Reproduce each of the lines word for word.

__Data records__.
┌──
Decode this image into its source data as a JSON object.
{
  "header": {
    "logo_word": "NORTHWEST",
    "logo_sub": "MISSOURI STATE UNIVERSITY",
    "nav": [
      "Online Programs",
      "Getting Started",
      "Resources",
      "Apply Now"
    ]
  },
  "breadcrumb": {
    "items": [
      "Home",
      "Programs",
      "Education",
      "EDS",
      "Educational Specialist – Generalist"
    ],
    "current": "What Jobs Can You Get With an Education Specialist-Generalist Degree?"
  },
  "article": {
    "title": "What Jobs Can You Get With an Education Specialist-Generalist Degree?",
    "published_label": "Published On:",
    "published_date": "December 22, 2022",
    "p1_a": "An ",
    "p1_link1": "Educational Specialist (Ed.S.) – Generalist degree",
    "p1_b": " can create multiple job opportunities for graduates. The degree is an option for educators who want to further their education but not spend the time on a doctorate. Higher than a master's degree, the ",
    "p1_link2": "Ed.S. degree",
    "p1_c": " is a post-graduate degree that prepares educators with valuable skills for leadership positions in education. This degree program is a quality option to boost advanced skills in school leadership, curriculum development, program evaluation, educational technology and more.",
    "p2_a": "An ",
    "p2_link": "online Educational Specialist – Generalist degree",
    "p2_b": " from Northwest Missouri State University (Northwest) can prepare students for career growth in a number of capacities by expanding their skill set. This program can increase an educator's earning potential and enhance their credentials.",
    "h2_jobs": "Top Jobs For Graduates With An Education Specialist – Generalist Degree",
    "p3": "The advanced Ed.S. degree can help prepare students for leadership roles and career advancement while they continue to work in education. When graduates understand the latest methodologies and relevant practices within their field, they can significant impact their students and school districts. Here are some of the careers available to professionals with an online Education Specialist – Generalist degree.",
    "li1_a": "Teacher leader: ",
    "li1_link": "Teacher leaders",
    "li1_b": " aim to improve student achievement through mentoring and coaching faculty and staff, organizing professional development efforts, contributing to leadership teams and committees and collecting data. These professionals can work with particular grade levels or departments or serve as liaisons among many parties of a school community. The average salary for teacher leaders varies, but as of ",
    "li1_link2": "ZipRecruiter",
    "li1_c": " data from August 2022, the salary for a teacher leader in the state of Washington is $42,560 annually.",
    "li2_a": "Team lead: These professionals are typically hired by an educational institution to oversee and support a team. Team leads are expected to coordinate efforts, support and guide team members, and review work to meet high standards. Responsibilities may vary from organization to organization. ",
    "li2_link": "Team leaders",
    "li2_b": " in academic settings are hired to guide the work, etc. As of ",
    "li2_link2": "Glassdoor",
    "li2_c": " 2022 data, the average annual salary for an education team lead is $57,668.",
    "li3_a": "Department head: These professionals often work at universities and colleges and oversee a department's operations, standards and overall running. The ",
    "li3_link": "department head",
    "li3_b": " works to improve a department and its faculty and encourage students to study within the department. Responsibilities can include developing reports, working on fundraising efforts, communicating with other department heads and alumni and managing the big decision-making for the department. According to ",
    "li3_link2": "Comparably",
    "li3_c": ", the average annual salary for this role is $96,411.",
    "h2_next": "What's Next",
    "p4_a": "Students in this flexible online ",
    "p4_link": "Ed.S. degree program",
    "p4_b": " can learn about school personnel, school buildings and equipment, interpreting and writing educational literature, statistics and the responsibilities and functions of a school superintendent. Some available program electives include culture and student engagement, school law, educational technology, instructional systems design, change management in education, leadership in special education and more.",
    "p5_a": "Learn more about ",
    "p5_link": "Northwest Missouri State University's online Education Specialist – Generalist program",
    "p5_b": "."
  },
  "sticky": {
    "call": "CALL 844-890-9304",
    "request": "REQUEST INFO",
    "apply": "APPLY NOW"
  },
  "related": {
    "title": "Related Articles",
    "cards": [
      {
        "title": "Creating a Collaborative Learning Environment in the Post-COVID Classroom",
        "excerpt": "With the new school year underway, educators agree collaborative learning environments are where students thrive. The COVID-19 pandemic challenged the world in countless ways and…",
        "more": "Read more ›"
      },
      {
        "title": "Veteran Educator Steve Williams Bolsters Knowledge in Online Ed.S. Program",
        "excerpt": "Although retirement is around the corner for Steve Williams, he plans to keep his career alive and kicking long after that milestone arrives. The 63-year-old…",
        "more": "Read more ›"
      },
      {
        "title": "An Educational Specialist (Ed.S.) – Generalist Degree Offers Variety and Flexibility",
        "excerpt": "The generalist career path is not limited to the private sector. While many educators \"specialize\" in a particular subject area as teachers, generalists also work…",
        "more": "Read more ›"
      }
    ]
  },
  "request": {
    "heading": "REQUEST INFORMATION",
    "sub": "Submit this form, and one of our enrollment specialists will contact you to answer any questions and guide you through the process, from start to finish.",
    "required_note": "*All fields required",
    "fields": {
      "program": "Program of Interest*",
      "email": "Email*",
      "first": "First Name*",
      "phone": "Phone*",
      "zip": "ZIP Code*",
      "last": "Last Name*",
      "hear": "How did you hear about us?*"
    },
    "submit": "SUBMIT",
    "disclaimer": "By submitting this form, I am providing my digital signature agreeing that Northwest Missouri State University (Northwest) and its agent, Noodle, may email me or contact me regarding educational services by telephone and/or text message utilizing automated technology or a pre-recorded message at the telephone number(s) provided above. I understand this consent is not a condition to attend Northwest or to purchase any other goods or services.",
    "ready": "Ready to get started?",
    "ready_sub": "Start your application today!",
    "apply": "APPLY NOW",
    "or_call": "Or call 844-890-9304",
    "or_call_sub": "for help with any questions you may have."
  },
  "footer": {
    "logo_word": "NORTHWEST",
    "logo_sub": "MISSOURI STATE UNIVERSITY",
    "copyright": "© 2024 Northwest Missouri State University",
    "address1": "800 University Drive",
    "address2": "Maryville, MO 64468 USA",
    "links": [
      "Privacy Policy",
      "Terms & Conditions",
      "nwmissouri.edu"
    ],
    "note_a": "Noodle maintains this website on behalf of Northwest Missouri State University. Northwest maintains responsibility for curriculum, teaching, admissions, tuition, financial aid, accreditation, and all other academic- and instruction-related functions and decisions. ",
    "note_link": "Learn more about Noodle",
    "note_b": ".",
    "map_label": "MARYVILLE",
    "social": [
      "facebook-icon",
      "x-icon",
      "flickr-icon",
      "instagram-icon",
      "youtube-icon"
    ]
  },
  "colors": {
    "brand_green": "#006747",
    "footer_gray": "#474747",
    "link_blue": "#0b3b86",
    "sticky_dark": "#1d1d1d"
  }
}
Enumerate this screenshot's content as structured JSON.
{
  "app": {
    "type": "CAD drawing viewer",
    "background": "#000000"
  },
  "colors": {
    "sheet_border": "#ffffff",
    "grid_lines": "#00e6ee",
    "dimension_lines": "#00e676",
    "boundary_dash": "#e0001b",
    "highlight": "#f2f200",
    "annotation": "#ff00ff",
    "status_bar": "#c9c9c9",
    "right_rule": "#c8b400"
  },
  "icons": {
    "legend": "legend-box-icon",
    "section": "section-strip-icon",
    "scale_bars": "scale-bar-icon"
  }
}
└──
__FINISHED TASK__.
Decode this image into its source data as a JSON object.
{
  "header": {
    "logo_word": "NORTHWEST",
    "logo_sub": "MISSOURI STATE UNIVERSITY",
    "nav": [
      "Online Programs",
      "Getting Started",
      "Resources",
      "Apply Now"
    ]
  },
  "breadcrumb": {
    "items": [
      "Home",
      "Programs",
      "Education",
      "EDS",
      "Educational Specialist – Generalist"
    ],
    "current": "What Jobs Can You Get With an Education Specialist-Generalist Degree?"
  },
  "article": {
    "title": "What Jobs Can You Get With an Education Specialist-Generalist Degree?",
    "published_label": "Published On:",
    "published_date": "December 22, 2022",
    "p1_a": "An ",
    "p1_link1": "Educational Specialist (Ed.S.) – Generalist degree",
    "p1_b": " can create multiple job opportunities for graduates. The degree is an option for educators who want to further their education but not spend the time on a doctorate. Higher than a master's degree, the ",
    "p1_link2": "Ed.S. degree",
    "p1_c": " is a post-graduate degree that prepares educators with valuable skills for leadership positions in education. This degree program is a quality option to boost advanced skills in school leadership, curriculum development, program evaluation, educational technology and more.",
    "p2_a": "An ",
    "p2_link": "online Educational Specialist – Generalist degree",
    "p2_b": " from Northwest Missouri State University (Northwest) can prepare students for career growth in a number of capacities by expanding their skill set. This program can increase an educator's earning potential and enhance their credentials.",
    "h2_jobs": "Top Jobs For Graduates With An Education Specialist – Generalist Degree",
    "p3": "The advanced Ed.S. degree can help prepare students for leadership roles and career advancement while they continue to work in education. When graduates understand the latest methodologies and relevant practices within their field, they can significant impact their students and school districts. Here are some of the careers available to professionals with an online Education Specialist – Generalist degree.",
    "li1_a": "Teacher leader: ",
    "li1_link": "Teacher leaders",
    "li1_b": " aim to improve student achievement through mentoring and coaching faculty and staff, organizing professional development efforts, contributing to leadership teams and committees and collecting data. These professionals can work with particular grade levels or departments or serve as liaisons among many parties of a school community. The average salary for teacher leaders varies, but as of ",
    "li1_link2": "ZipRecruiter",
    "li1_c": " data from August 2022, the salary for a teacher leader in the state of Washington is $42,560 annually.",
    "li2_a": "Team lead: These professionals are typically hired by an educational institution to oversee and support a team. Team leads are expected to coordinate efforts, support and guide team members, and review work to meet high standards. Responsibilities may vary from organization to organization. ",
    "li2_link": "Team leaders",
    "li2_b": " in academic settings are hired to guide the work, etc. As of ",
    "li2_link2": "Glassdoor",
    "li2_c": " 2022 data, the average annual salary for an education team lead is $57,668.",
    "li3_a": "Department head: These professionals often work at universities and colleges and oversee a department's operations, standards and overall running. The ",
    "li3_link": "department head",
    "li3_b": " works to improve a department and its faculty and encourage students to study within the department. Responsibilities can include developing reports, working on fundraising efforts, communicating with other department heads and alumni and managing the big decision-making for the department. According to ",
    "li3_link2": "Comparably",
    "li3_c": ", the average annual salary for this role is $96,411.",
    "h2_next": "What's Next",
    "p4_a": "Students in this flexible online ",
    "p4_link": "Ed.S. degree program",
    "p4_b": " can learn about school personnel, school buildings and equipment, interpreting and writing educational literature, statistics and the responsibilities and functions of a school superintendent. Some available program electives include culture and student engagement, school law, educational technology, instructional systems design, change management in education, leadership in special education and more.",
    "p5_a": "Learn more about ",
    "p5_link": "Northwest Missouri State University's online Education Specialist – Generalist program",
    "p5_b": "."
  },
  "sticky": {
    "call": "CALL 844-890-9304",
    "request": "REQUEST INFO",
    "apply": "APPLY NOW"
  },
  "related": {
    "title": "Related Articles",
    "cards": [
      {
        "title": "Creating a Collaborative Learning Environment in the Post-COVID Classroom",
        "excerpt": "With the new school year underway, educators agree collaborative learning environments are where students thrive. The COVID-19 pandemic challenged the world in countless ways and…",
        "more": "Read more ›"
      },
      {
        "title": "Veteran Educator Steve Williams Bolsters Knowledge in Online Ed.S. Program",
        "excerpt": "Although retirement is around the corner for Steve Williams, he plans to keep his career alive and kicking long after that milestone arrives. The 63-year-old…",
        "more": "Read more ›"
      },
      {
        "title": "An Educational Specialist (Ed.S.) – Generalist Degree Offers Variety and Flexibility",
        "excerpt": "The generalist career path is not limited to the private sector. While many educators \"specialize\" in a particular subject area as teachers, generalists also work…",
        "more": "Read more ›"
      }
    ]
  },
  "request": {
    "heading": "REQUEST INFORMATION",
    "sub": "Submit this form, and one of our enrollment specialists will contact you to answer any questions and guide you through the process, from start to finish.",
    "required_note": "*All fields required",
    "fields": {
      "program": "Program of Interest*",
      "email": "Email*",
      "first": "First Name*",
      "phone": "Phone*",
      "zip": "ZIP Code*",
      "last": "Last Name*",
      "hear": "How did you hear about us?*"
    },
    "submit": "SUBMIT",
    "disclaimer": "By submitting this form, I am providing my digital signature agreeing that Northwest Missouri State University (Northwest) and its agent, Noodle, may email me or contact me regarding educational services by telephone and/or text message utilizing automated technology or a pre-recorded message at the telephone number(s) provided above. I understand this consent is not a condition to attend Northwest or to purchase any other goods or services.",
    "ready": "Ready to get started?",
    "ready_sub": "Start your application today!",
    "apply": "APPLY NOW",
    "or_call": "Or call 844-890-9304",
    "or_call_sub": "for help with any questions you may have."
  },
  "footer": {
    "logo_word": "NORTHWEST",
    "logo_sub": "MISSOURI STATE UNIVERSITY",
    "copyright": "© 2024 Northwest Missouri State University",
    "address1": "800 University Drive",
    "address2": "Maryville, MO 64468 USA",
    "links": [
      "Privacy Policy",
      "Terms & Conditions",
      "nwmissouri.edu"
    ],
    "note_a": "Noodle maintains this website on behalf of Northwest Missouri State University. Northwest maintains responsibility for curriculum, teaching, admissions, tuition, financial aid, accreditation, and all other academic- and instruction-related functions and decisions. ",
    "note_link": "Learn more about Noodle",
    "note_b": ".",
    "map_label": "MARYVILLE",
    "social": [
      "facebook-icon",
      "x-icon",
      "flickr-icon",
      "instagram-icon",
      "youtube-icon"
    ]
  },
  "colors": {
    "brand_green": "#006747",
    "footer_gray": "#474747",
    "link_blue": "#0b3b86",
    "sticky_dark": "#1d1d1d"
  }
}
Enumerate this screenshot's content as structured JSON.
{
  "app": {
    "type": "CAD drawing viewer",
    "background": "#000000"
  },
  "colors": {
    "sheet_border": "#ffffff",
    "grid_lines": "#00e6ee",
    "dimension_lines": "#00e676",
    "boundary_dash": "#e0001b",
    "highlight": "#f2f200",
    "annotation": "#ff00ff",
    "status_bar": "#c9c9c9",
    "right_rule": "#c8b400"
  },
  "icons": {
    "legend": "legend-box-icon",
    "section": "section-strip-icon",
    "scale_bars": "scale-bar-icon"
  }
}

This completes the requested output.